**Request**: Would you transcribe the listing that follows, character for character, and omit its images?

**Input material**:

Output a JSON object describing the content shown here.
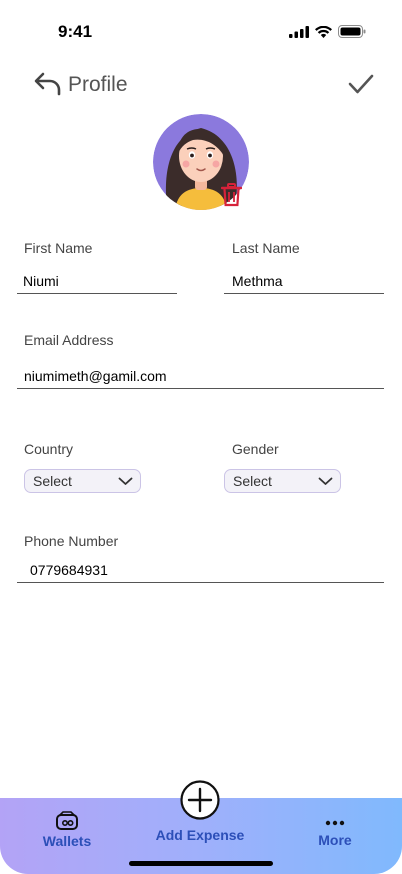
{
  "status_bar": {
    "time": "9:41"
  },
  "header": {
    "title": "Profile"
  },
  "form": {
    "first_name": {
      "label": "First Name",
      "value": "Niumi"
    },
    "last_name": {
      "label": "Last Name",
      "value": "Methma"
    },
    "email": {
      "label": "Email Address",
      "value": "niumimeth@gamil.com"
    },
    "country": {
      "label": "Country",
      "selected": "Select"
    },
    "gender": {
      "label": "Gender",
      "selected": "Select"
    },
    "phone": {
      "label": "Phone Number",
      "value": "0779684931"
    }
  },
  "bottom_nav": {
    "wallets_label": "Wallets",
    "add_expense_label": "Add Expense",
    "more_label": "More"
  },
  "colors": {
    "accent_purple": "#8f7be0",
    "delete_red": "#d6223a",
    "nav_text": "#2c4fb8"
  },
  "icons": [
    "back-arrow-icon",
    "checkmark-icon",
    "trash-icon",
    "wallet-icon",
    "plus-circle-icon",
    "more-dots-icon",
    "chevron-down-icon"
  ]
}
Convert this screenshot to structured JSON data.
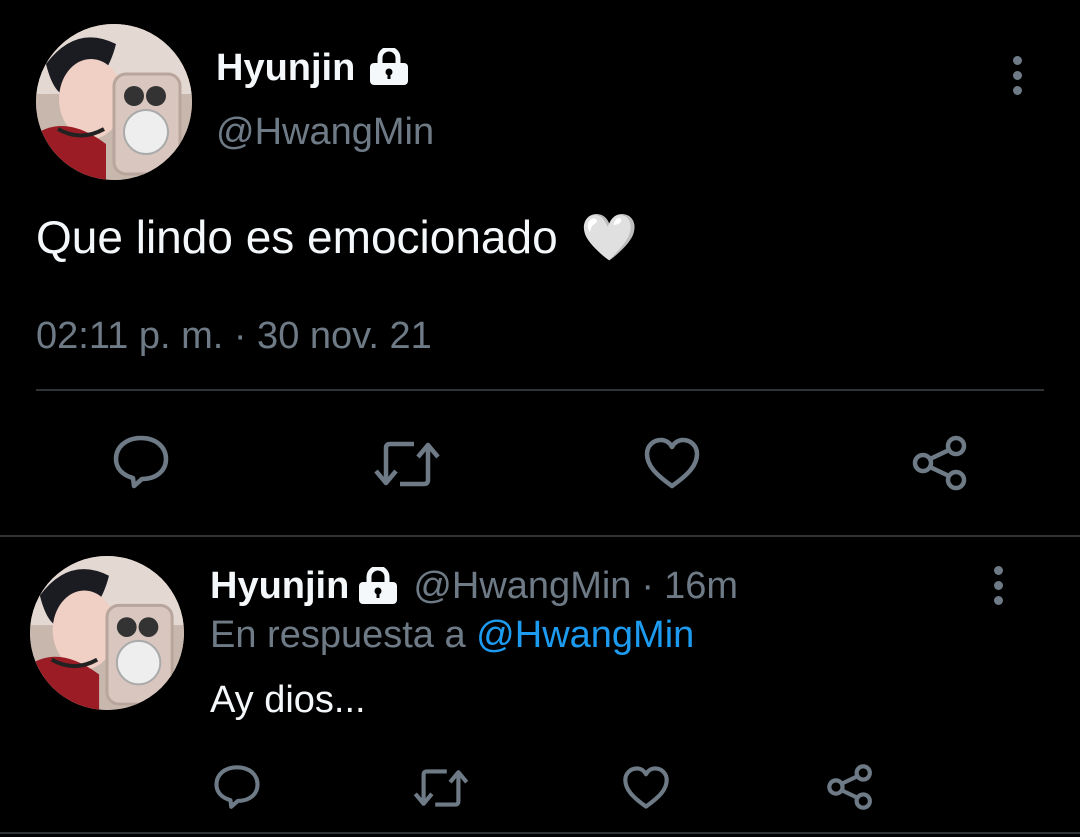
{
  "main_tweet": {
    "author_name": "Hyunjin",
    "author_handle": "@HwangMin",
    "text": "Que lindo es emocionado",
    "emoji": "🤍",
    "timestamp": "02:11 p. m. · 30 nov. 21",
    "icons": [
      "lock-icon",
      "more-options-icon",
      "reply-icon",
      "retweet-icon",
      "like-icon",
      "share-icon"
    ]
  },
  "reply_tweet": {
    "author_name": "Hyunjin",
    "author_handle": "@HwangMin",
    "separator": "·",
    "time_ago": "16m",
    "reply_prefix": "En respuesta a",
    "reply_to": "@HwangMin",
    "text": "Ay dios...",
    "icons": [
      "lock-icon",
      "more-options-icon",
      "reply-icon",
      "retweet-icon",
      "like-icon",
      "share-icon"
    ]
  },
  "colors": {
    "background": "#000000",
    "text": "#f5f8fa",
    "muted": "#6e7b87",
    "link": "#1d9bf0",
    "divider": "#2f3336"
  }
}
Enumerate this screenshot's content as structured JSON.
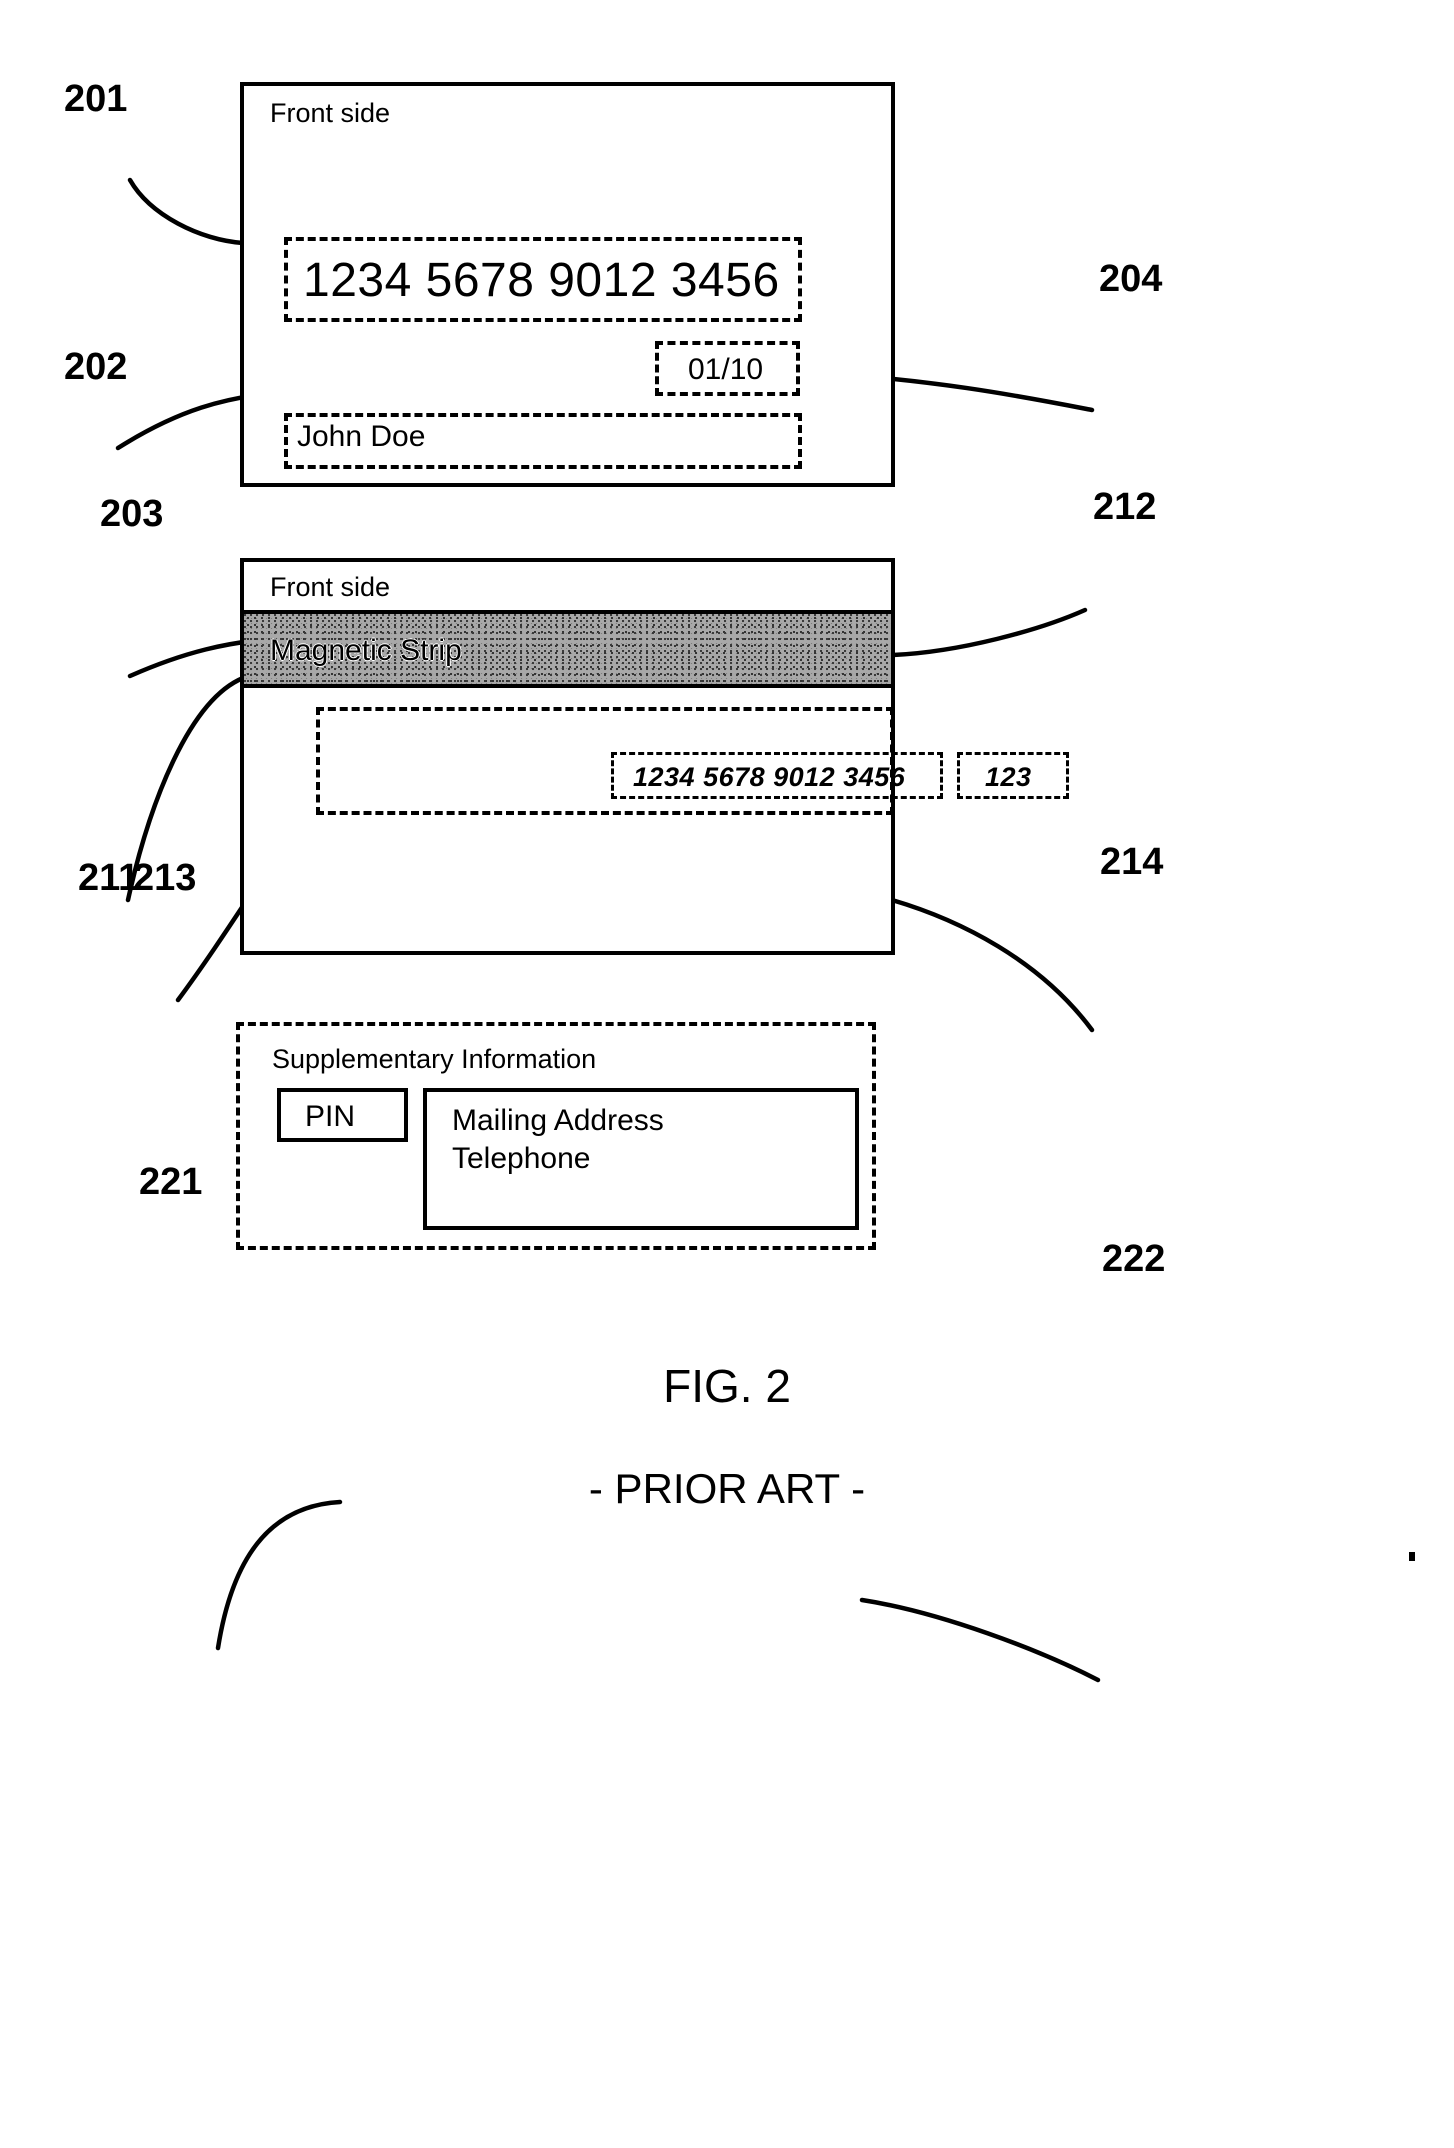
{
  "figure": {
    "caption": "FIG. 2",
    "subcaption": "- PRIOR ART -"
  },
  "card_front": {
    "ref": "201",
    "side_label": "Front side",
    "card_number": {
      "ref": "202",
      "value": "1234 5678 9012 3456"
    },
    "expiry": {
      "ref": "204",
      "value": "01/10"
    },
    "cardholder": {
      "ref": "203",
      "value": "John Doe"
    }
  },
  "card_back": {
    "ref": "211",
    "side_label": "Front side",
    "magnetic_strip": {
      "ref": "212",
      "label": "Magnetic Strip"
    },
    "signature_panel": {
      "ref": "213",
      "card_number": "1234 5678 9012 3456"
    },
    "security_code": {
      "ref": "214",
      "value": "123"
    }
  },
  "supplementary": {
    "title": "Supplementary Information",
    "pin": {
      "ref": "221",
      "label": "PIN"
    },
    "contact": {
      "ref": "222",
      "lines": "Mailing Address\nTelephone"
    }
  }
}
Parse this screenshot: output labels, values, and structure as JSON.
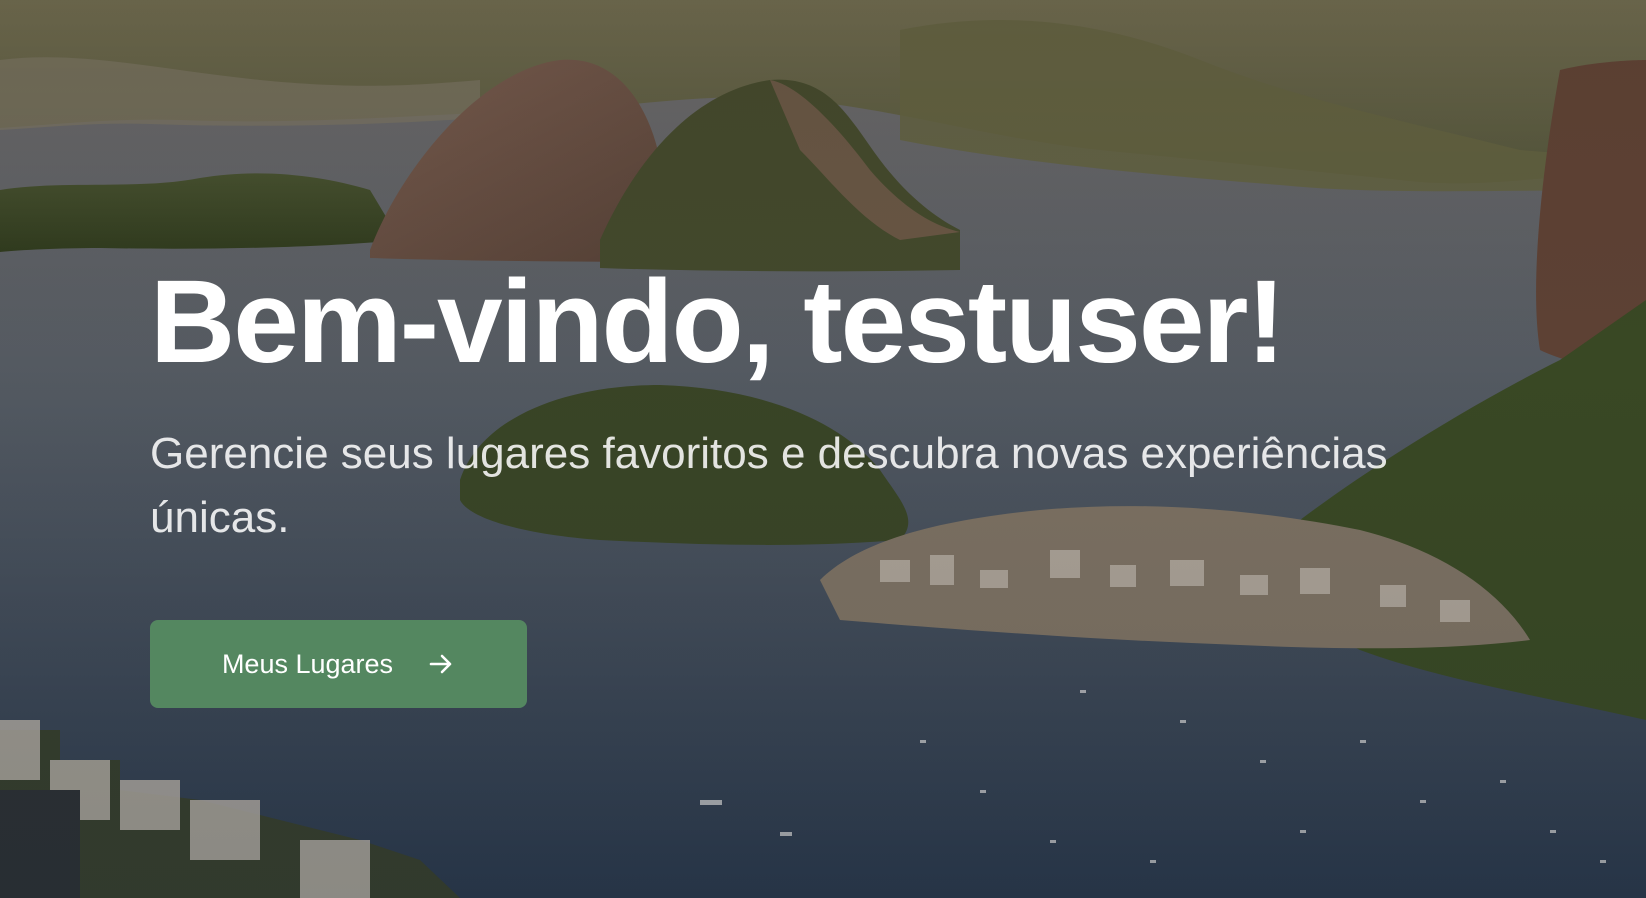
{
  "hero": {
    "title": "Bem-vindo, testuser!",
    "subtitle": "Gerencie seus lugares favoritos e descubra novas experiências únicas.",
    "cta": {
      "label": "Meus Lugares",
      "icon": "arrow-right-icon"
    },
    "background_image": "rio-de-janeiro-bay-photo"
  },
  "colors": {
    "button_bg": "#548760",
    "title_text": "#ffffff"
  }
}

**Solution to the problem**:
Output a JSON object describing the content shown here.
{
  "status_bar": {
    "time": "9:41"
  },
  "header": {
    "title": "Profile"
  },
  "form": {
    "first_name": {
      "label": "First Name",
      "value": "Niumi"
    },
    "last_name": {
      "label": "Last Name",
      "value": "Methma"
    },
    "email": {
      "label": "Email Address",
      "value": "niumimeth@gamil.com"
    },
    "country": {
      "label": "Country",
      "selected": "Select"
    },
    "gender": {
      "label": "Gender",
      "selected": "Select"
    },
    "phone": {
      "label": "Phone Number",
      "value": "0779684931"
    }
  },
  "bottom_nav": {
    "wallets_label": "Wallets",
    "add_expense_label": "Add Expense",
    "more_label": "More"
  },
  "colors": {
    "accent_purple": "#8f7be0",
    "delete_red": "#d6223a",
    "nav_text": "#2c4fb8"
  },
  "icons": [
    "back-arrow-icon",
    "checkmark-icon",
    "trash-icon",
    "wallet-icon",
    "plus-circle-icon",
    "more-dots-icon",
    "chevron-down-icon"
  ]
}
Convert this screenshot to structured JSON data.
{
  "main_tweet": {
    "author_name": "Hyunjin",
    "author_handle": "@HwangMin",
    "text": "Que lindo es emocionado",
    "emoji": "🤍",
    "timestamp": "02:11 p. m. · 30 nov. 21",
    "icons": [
      "lock-icon",
      "more-options-icon",
      "reply-icon",
      "retweet-icon",
      "like-icon",
      "share-icon"
    ]
  },
  "reply_tweet": {
    "author_name": "Hyunjin",
    "author_handle": "@HwangMin",
    "separator": "·",
    "time_ago": "16m",
    "reply_prefix": "En respuesta a",
    "reply_to": "@HwangMin",
    "text": "Ay dios...",
    "icons": [
      "lock-icon",
      "more-options-icon",
      "reply-icon",
      "retweet-icon",
      "like-icon",
      "share-icon"
    ]
  },
  "colors": {
    "background": "#000000",
    "text": "#f5f8fa",
    "muted": "#6e7b87",
    "link": "#1d9bf0",
    "divider": "#2f3336"
  }
}
Enumerate this screenshot's content as structured JSON.
{
  "figure": {
    "caption": "FIG. 2",
    "subcaption": "- PRIOR ART -"
  },
  "card_front": {
    "ref": "201",
    "side_label": "Front side",
    "card_number": {
      "ref": "202",
      "value": "1234 5678 9012 3456"
    },
    "expiry": {
      "ref": "204",
      "value": "01/10"
    },
    "cardholder": {
      "ref": "203",
      "value": "John Doe"
    }
  },
  "card_back": {
    "ref": "211",
    "side_label": "Front side",
    "magnetic_strip": {
      "ref": "212",
      "label": "Magnetic Strip"
    },
    "signature_panel": {
      "ref": "213",
      "card_number": "1234 5678 9012 3456"
    },
    "security_code": {
      "ref": "214",
      "value": "123"
    }
  },
  "supplementary": {
    "title": "Supplementary Information",
    "pin": {
      "ref": "221",
      "label": "PIN"
    },
    "contact": {
      "ref": "222",
      "lines": "Mailing Address\nTelephone"
    }
  }
}
Parse this screenshot: output labels, values, and structure as JSON.
{
  "hero": {
    "title": "Bem-vindo, testuser!",
    "subtitle": "Gerencie seus lugares favoritos e descubra novas experiências únicas.",
    "cta": {
      "label": "Meus Lugares",
      "icon": "arrow-right-icon"
    },
    "background_image": "rio-de-janeiro-bay-photo"
  },
  "colors": {
    "button_bg": "#548760",
    "title_text": "#ffffff"
  }
}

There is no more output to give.